*Goal*. Nothing in the records may be left out or altered; reproduce them all exactly.

+ + + + +

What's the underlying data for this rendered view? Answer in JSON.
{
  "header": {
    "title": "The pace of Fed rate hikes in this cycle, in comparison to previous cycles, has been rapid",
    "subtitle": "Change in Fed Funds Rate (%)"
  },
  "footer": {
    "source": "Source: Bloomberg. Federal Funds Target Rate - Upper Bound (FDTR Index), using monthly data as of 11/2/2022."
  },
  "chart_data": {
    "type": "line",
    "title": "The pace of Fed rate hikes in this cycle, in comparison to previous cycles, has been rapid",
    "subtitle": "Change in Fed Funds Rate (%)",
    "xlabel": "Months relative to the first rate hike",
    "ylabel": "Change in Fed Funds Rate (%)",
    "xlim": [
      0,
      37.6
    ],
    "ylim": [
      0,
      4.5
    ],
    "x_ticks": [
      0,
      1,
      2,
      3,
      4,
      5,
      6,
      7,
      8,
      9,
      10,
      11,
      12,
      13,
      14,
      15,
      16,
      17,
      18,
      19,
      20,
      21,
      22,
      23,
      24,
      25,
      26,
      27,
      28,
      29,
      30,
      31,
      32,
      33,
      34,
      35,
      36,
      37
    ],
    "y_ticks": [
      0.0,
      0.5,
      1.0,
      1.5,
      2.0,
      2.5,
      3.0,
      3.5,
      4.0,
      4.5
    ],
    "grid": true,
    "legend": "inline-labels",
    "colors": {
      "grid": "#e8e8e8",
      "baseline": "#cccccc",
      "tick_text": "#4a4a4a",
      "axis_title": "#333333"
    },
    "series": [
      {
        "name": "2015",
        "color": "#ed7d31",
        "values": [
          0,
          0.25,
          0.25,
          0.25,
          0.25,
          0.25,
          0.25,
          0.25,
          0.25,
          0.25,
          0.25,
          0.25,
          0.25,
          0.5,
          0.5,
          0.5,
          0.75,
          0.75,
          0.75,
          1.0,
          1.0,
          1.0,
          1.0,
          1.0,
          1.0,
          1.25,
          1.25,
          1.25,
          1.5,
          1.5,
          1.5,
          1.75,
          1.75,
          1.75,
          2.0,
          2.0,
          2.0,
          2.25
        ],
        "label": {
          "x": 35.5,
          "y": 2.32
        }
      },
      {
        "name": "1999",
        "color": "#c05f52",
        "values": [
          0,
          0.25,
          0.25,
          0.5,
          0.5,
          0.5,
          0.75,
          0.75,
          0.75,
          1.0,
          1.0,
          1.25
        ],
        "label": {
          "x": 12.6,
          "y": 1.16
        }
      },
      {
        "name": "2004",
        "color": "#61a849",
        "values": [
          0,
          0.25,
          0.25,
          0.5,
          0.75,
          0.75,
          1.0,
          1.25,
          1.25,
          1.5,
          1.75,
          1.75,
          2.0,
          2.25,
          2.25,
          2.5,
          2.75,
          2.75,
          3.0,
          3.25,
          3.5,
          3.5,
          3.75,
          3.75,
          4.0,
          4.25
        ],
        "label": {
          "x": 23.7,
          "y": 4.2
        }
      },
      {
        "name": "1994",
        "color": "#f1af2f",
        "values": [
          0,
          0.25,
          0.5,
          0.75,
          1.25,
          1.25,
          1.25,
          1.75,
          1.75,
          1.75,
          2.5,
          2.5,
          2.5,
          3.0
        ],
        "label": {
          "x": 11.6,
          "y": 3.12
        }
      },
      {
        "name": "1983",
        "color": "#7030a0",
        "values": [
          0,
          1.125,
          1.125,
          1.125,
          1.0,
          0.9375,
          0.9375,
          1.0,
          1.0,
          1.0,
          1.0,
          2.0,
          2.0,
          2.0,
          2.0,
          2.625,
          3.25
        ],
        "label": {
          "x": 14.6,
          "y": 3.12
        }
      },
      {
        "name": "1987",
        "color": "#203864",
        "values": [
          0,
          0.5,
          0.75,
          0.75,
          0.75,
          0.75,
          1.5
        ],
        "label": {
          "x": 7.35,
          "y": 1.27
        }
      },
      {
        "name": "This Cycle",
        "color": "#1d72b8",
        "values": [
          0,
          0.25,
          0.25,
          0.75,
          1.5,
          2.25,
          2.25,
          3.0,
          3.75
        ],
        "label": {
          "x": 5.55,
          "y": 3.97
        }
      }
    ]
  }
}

+ + + + +

*Result*.
What's the underlying data for this rendered view? Answer in JSON.
{
  "header": {
    "title": "The pace of Fed rate hikes in this cycle, in comparison to previous cycles, has been rapid",
    "subtitle": "Change in Fed Funds Rate (%)"
  },
  "footer": {
    "source": "Source: Bloomberg. Federal Funds Target Rate - Upper Bound (FDTR Index), using monthly data as of 11/2/2022."
  },
  "chart_data": {
    "type": "line",
    "title": "The pace of Fed rate hikes in this cycle, in comparison to previous cycles, has been rapid",
    "subtitle": "Change in Fed Funds Rate (%)",
    "xlabel": "Months relative to the first rate hike",
    "ylabel": "Change in Fed Funds Rate (%)",
    "xlim": [
      0,
      37.6
    ],
    "ylim": [
      0,
      4.5
    ],
    "x_ticks": [
      0,
      1,
      2,
      3,
      4,
      5,
      6,
      7,
      8,
      9,
      10,
      11,
      12,
      13,
      14,
      15,
      16,
      17,
      18,
      19,
      20,
      21,
      22,
      23,
      24,
      25,
      26,
      27,
      28,
      29,
      30,
      31,
      32,
      33,
      34,
      35,
      36,
      37
    ],
    "y_ticks": [
      0.0,
      0.5,
      1.0,
      1.5,
      2.0,
      2.5,
      3.0,
      3.5,
      4.0,
      4.5
    ],
    "grid": true,
    "legend": "inline-labels",
    "colors": {
      "grid": "#e8e8e8",
      "baseline": "#cccccc",
      "tick_text": "#4a4a4a",
      "axis_title": "#333333"
    },
    "series": [
      {
        "name": "2015",
        "color": "#ed7d31",
        "values": [
          0,
          0.25,
          0.25,
          0.25,
          0.25,
          0.25,
          0.25,
          0.25,
          0.25,
          0.25,
          0.25,
          0.25,
          0.25,
          0.5,
          0.5,
          0.5,
          0.75,
          0.75,
          0.75,
          1.0,
          1.0,
          1.0,
          1.0,
          1.0,
          1.0,
          1.25,
          1.25,
          1.25,
          1.5,
          1.5,
          1.5,
          1.75,
          1.75,
          1.75,
          2.0,
          2.0,
          2.0,
          2.25
        ],
        "label": {
          "x": 35.5,
          "y": 2.32
        }
      },
      {
        "name": "1999",
        "color": "#c05f52",
        "values": [
          0,
          0.25,
          0.25,
          0.5,
          0.5,
          0.5,
          0.75,
          0.75,
          0.75,
          1.0,
          1.0,
          1.25
        ],
        "label": {
          "x": 12.6,
          "y": 1.16
        }
      },
      {
        "name": "2004",
        "color": "#61a849",
        "values": [
          0,
          0.25,
          0.25,
          0.5,
          0.75,
          0.75,
          1.0,
          1.25,
          1.25,
          1.5,
          1.75,
          1.75,
          2.0,
          2.25,
          2.25,
          2.5,
          2.75,
          2.75,
          3.0,
          3.25,
          3.5,
          3.5,
          3.75,
          3.75,
          4.0,
          4.25
        ],
        "label": {
          "x": 23.7,
          "y": 4.2
        }
      },
      {
        "name": "1994",
        "color": "#f1af2f",
        "values": [
          0,
          0.25,
          0.5,
          0.75,
          1.25,
          1.25,
          1.25,
          1.75,
          1.75,
          1.75,
          2.5,
          2.5,
          2.5,
          3.0
        ],
        "label": {
          "x": 11.6,
          "y": 3.12
        }
      },
      {
        "name": "1983",
        "color": "#7030a0",
        "values": [
          0,
          1.125,
          1.125,
          1.125,
          1.0,
          0.9375,
          0.9375,
          1.0,
          1.0,
          1.0,
          1.0,
          2.0,
          2.0,
          2.0,
          2.0,
          2.625,
          3.25
        ],
        "label": {
          "x": 14.6,
          "y": 3.12
        }
      },
      {
        "name": "1987",
        "color": "#203864",
        "values": [
          0,
          0.5,
          0.75,
          0.75,
          0.75,
          0.75,
          1.5
        ],
        "label": {
          "x": 7.35,
          "y": 1.27
        }
      },
      {
        "name": "This Cycle",
        "color": "#1d72b8",
        "values": [
          0,
          0.25,
          0.25,
          0.75,
          1.5,
          2.25,
          2.25,
          3.0,
          3.75
        ],
        "label": {
          "x": 5.55,
          "y": 3.97
        }
      }
    ]
  }
}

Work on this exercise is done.